Given request> Each entry below is to be extracted exactly.

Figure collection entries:
* * *

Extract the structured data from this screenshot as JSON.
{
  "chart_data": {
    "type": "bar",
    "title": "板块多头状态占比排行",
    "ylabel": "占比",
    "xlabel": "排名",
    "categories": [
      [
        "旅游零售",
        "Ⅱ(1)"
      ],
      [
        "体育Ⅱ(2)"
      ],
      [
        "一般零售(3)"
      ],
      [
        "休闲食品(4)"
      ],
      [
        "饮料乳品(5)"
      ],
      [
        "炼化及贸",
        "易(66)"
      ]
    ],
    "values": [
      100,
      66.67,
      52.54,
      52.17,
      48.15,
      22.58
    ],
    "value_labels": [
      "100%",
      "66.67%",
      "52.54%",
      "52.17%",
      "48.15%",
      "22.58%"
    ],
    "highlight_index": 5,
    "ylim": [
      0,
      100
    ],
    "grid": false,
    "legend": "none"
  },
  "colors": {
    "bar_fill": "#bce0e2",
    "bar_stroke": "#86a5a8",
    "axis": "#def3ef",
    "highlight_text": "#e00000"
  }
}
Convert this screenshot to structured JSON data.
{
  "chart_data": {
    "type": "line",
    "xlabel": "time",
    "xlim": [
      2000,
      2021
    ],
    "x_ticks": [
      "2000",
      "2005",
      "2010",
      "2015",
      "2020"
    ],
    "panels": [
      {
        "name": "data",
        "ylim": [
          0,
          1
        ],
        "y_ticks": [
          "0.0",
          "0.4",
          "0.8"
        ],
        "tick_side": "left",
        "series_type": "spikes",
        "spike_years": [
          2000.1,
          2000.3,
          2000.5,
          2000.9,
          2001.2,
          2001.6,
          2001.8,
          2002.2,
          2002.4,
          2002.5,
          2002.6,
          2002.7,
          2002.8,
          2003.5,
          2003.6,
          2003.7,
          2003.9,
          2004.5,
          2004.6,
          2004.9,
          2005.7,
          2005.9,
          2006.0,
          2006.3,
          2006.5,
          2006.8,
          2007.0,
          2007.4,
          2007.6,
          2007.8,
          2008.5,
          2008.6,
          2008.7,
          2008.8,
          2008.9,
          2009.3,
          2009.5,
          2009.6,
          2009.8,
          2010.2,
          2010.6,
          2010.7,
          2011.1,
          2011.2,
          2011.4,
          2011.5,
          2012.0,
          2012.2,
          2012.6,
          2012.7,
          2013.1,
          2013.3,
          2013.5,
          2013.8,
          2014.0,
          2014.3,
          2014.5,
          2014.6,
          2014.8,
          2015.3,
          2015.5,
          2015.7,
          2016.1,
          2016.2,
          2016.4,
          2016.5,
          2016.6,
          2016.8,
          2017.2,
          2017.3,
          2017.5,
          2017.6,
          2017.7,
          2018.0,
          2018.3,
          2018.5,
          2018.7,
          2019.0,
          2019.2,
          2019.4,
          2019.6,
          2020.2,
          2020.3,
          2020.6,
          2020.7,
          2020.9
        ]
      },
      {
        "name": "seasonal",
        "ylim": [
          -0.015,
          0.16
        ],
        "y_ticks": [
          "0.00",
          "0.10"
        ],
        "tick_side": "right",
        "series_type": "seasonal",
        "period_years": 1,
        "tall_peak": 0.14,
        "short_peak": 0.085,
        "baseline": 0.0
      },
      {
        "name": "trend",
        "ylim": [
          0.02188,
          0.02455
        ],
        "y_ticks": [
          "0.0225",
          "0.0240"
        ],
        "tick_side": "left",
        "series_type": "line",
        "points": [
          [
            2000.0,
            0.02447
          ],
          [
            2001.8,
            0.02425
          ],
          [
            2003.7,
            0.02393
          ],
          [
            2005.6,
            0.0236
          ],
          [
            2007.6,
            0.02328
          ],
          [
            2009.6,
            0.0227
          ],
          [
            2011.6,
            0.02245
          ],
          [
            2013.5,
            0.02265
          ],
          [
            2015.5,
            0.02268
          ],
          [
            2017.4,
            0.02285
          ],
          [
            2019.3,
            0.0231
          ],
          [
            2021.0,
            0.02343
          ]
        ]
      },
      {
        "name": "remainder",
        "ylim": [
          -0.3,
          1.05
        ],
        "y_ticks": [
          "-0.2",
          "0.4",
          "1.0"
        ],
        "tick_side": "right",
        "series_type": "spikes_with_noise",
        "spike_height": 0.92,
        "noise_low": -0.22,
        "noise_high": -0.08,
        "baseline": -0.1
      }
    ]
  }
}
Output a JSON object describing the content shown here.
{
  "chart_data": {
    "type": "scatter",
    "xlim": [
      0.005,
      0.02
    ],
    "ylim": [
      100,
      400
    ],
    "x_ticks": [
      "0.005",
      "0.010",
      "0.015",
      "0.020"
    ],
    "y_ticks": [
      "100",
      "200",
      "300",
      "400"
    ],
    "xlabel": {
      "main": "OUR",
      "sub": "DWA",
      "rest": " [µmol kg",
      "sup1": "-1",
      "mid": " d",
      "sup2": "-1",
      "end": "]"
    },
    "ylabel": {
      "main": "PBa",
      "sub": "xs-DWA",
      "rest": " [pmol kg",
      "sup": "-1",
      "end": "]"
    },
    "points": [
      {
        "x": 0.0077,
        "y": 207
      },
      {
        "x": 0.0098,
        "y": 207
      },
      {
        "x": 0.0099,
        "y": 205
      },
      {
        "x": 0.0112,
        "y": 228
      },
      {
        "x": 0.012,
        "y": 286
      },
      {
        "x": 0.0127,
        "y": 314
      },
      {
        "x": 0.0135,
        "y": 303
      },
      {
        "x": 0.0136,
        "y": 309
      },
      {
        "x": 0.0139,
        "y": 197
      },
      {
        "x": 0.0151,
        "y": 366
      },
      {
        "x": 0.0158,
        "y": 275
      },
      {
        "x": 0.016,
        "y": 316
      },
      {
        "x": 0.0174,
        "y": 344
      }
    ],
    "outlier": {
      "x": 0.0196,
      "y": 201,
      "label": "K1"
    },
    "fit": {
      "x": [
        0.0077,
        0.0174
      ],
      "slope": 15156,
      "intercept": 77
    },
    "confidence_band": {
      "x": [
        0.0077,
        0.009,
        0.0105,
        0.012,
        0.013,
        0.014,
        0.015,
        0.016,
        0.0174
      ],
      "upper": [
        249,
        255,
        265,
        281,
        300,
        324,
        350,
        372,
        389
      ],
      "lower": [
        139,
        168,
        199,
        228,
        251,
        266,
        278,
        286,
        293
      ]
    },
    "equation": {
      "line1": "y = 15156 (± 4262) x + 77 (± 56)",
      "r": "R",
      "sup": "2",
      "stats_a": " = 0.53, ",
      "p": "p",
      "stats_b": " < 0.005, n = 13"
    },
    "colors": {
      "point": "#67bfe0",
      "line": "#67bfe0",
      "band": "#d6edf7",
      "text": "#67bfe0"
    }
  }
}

* * *

Task response>
Extract the structured data from this screenshot as JSON.
{
  "chart_data": {
    "type": "bar",
    "title": "板块多头状态占比排行",
    "ylabel": "占比",
    "xlabel": "排名",
    "categories": [
      [
        "旅游零售",
        "Ⅱ(1)"
      ],
      [
        "体育Ⅱ(2)"
      ],
      [
        "一般零售(3)"
      ],
      [
        "休闲食品(4)"
      ],
      [
        "饮料乳品(5)"
      ],
      [
        "炼化及贸",
        "易(66)"
      ]
    ],
    "values": [
      100,
      66.67,
      52.54,
      52.17,
      48.15,
      22.58
    ],
    "value_labels": [
      "100%",
      "66.67%",
      "52.54%",
      "52.17%",
      "48.15%",
      "22.58%"
    ],
    "highlight_index": 5,
    "ylim": [
      0,
      100
    ],
    "grid": false,
    "legend": "none"
  },
  "colors": {
    "bar_fill": "#bce0e2",
    "bar_stroke": "#86a5a8",
    "axis": "#def3ef",
    "highlight_text": "#e00000"
  }
}
Convert this screenshot to structured JSON data.
{
  "chart_data": {
    "type": "line",
    "xlabel": "time",
    "xlim": [
      2000,
      2021
    ],
    "x_ticks": [
      "2000",
      "2005",
      "2010",
      "2015",
      "2020"
    ],
    "panels": [
      {
        "name": "data",
        "ylim": [
          0,
          1
        ],
        "y_ticks": [
          "0.0",
          "0.4",
          "0.8"
        ],
        "tick_side": "left",
        "series_type": "spikes",
        "spike_years": [
          2000.1,
          2000.3,
          2000.5,
          2000.9,
          2001.2,
          2001.6,
          2001.8,
          2002.2,
          2002.4,
          2002.5,
          2002.6,
          2002.7,
          2002.8,
          2003.5,
          2003.6,
          2003.7,
          2003.9,
          2004.5,
          2004.6,
          2004.9,
          2005.7,
          2005.9,
          2006.0,
          2006.3,
          2006.5,
          2006.8,
          2007.0,
          2007.4,
          2007.6,
          2007.8,
          2008.5,
          2008.6,
          2008.7,
          2008.8,
          2008.9,
          2009.3,
          2009.5,
          2009.6,
          2009.8,
          2010.2,
          2010.6,
          2010.7,
          2011.1,
          2011.2,
          2011.4,
          2011.5,
          2012.0,
          2012.2,
          2012.6,
          2012.7,
          2013.1,
          2013.3,
          2013.5,
          2013.8,
          2014.0,
          2014.3,
          2014.5,
          2014.6,
          2014.8,
          2015.3,
          2015.5,
          2015.7,
          2016.1,
          2016.2,
          2016.4,
          2016.5,
          2016.6,
          2016.8,
          2017.2,
          2017.3,
          2017.5,
          2017.6,
          2017.7,
          2018.0,
          2018.3,
          2018.5,
          2018.7,
          2019.0,
          2019.2,
          2019.4,
          2019.6,
          2020.2,
          2020.3,
          2020.6,
          2020.7,
          2020.9
        ]
      },
      {
        "name": "seasonal",
        "ylim": [
          -0.015,
          0.16
        ],
        "y_ticks": [
          "0.00",
          "0.10"
        ],
        "tick_side": "right",
        "series_type": "seasonal",
        "period_years": 1,
        "tall_peak": 0.14,
        "short_peak": 0.085,
        "baseline": 0.0
      },
      {
        "name": "trend",
        "ylim": [
          0.02188,
          0.02455
        ],
        "y_ticks": [
          "0.0225",
          "0.0240"
        ],
        "tick_side": "left",
        "series_type": "line",
        "points": [
          [
            2000.0,
            0.02447
          ],
          [
            2001.8,
            0.02425
          ],
          [
            2003.7,
            0.02393
          ],
          [
            2005.6,
            0.0236
          ],
          [
            2007.6,
            0.02328
          ],
          [
            2009.6,
            0.0227
          ],
          [
            2011.6,
            0.02245
          ],
          [
            2013.5,
            0.02265
          ],
          [
            2015.5,
            0.02268
          ],
          [
            2017.4,
            0.02285
          ],
          [
            2019.3,
            0.0231
          ],
          [
            2021.0,
            0.02343
          ]
        ]
      },
      {
        "name": "remainder",
        "ylim": [
          -0.3,
          1.05
        ],
        "y_ticks": [
          "-0.2",
          "0.4",
          "1.0"
        ],
        "tick_side": "right",
        "series_type": "spikes_with_noise",
        "spike_height": 0.92,
        "noise_low": -0.22,
        "noise_high": -0.08,
        "baseline": -0.1
      }
    ]
  }
}
Output a JSON object describing the content shown here.
{
  "chart_data": {
    "type": "scatter",
    "xlim": [
      0.005,
      0.02
    ],
    "ylim": [
      100,
      400
    ],
    "x_ticks": [
      "0.005",
      "0.010",
      "0.015",
      "0.020"
    ],
    "y_ticks": [
      "100",
      "200",
      "300",
      "400"
    ],
    "xlabel": {
      "main": "OUR",
      "sub": "DWA",
      "rest": " [µmol kg",
      "sup1": "-1",
      "mid": " d",
      "sup2": "-1",
      "end": "]"
    },
    "ylabel": {
      "main": "PBa",
      "sub": "xs-DWA",
      "rest": " [pmol kg",
      "sup": "-1",
      "end": "]"
    },
    "points": [
      {
        "x": 0.0077,
        "y": 207
      },
      {
        "x": 0.0098,
        "y": 207
      },
      {
        "x": 0.0099,
        "y": 205
      },
      {
        "x": 0.0112,
        "y": 228
      },
      {
        "x": 0.012,
        "y": 286
      },
      {
        "x": 0.0127,
        "y": 314
      },
      {
        "x": 0.0135,
        "y": 303
      },
      {
        "x": 0.0136,
        "y": 309
      },
      {
        "x": 0.0139,
        "y": 197
      },
      {
        "x": 0.0151,
        "y": 366
      },
      {
        "x": 0.0158,
        "y": 275
      },
      {
        "x": 0.016,
        "y": 316
      },
      {
        "x": 0.0174,
        "y": 344
      }
    ],
    "outlier": {
      "x": 0.0196,
      "y": 201,
      "label": "K1"
    },
    "fit": {
      "x": [
        0.0077,
        0.0174
      ],
      "slope": 15156,
      "intercept": 77
    },
    "confidence_band": {
      "x": [
        0.0077,
        0.009,
        0.0105,
        0.012,
        0.013,
        0.014,
        0.015,
        0.016,
        0.0174
      ],
      "upper": [
        249,
        255,
        265,
        281,
        300,
        324,
        350,
        372,
        389
      ],
      "lower": [
        139,
        168,
        199,
        228,
        251,
        266,
        278,
        286,
        293
      ]
    },
    "equation": {
      "line1": "y = 15156 (± 4262) x + 77 (± 56)",
      "r": "R",
      "sup": "2",
      "stats_a": " = 0.53, ",
      "p": "p",
      "stats_b": " < 0.005, n = 13"
    },
    "colors": {
      "point": "#67bfe0",
      "line": "#67bfe0",
      "band": "#d6edf7",
      "text": "#67bfe0"
    }
  }
}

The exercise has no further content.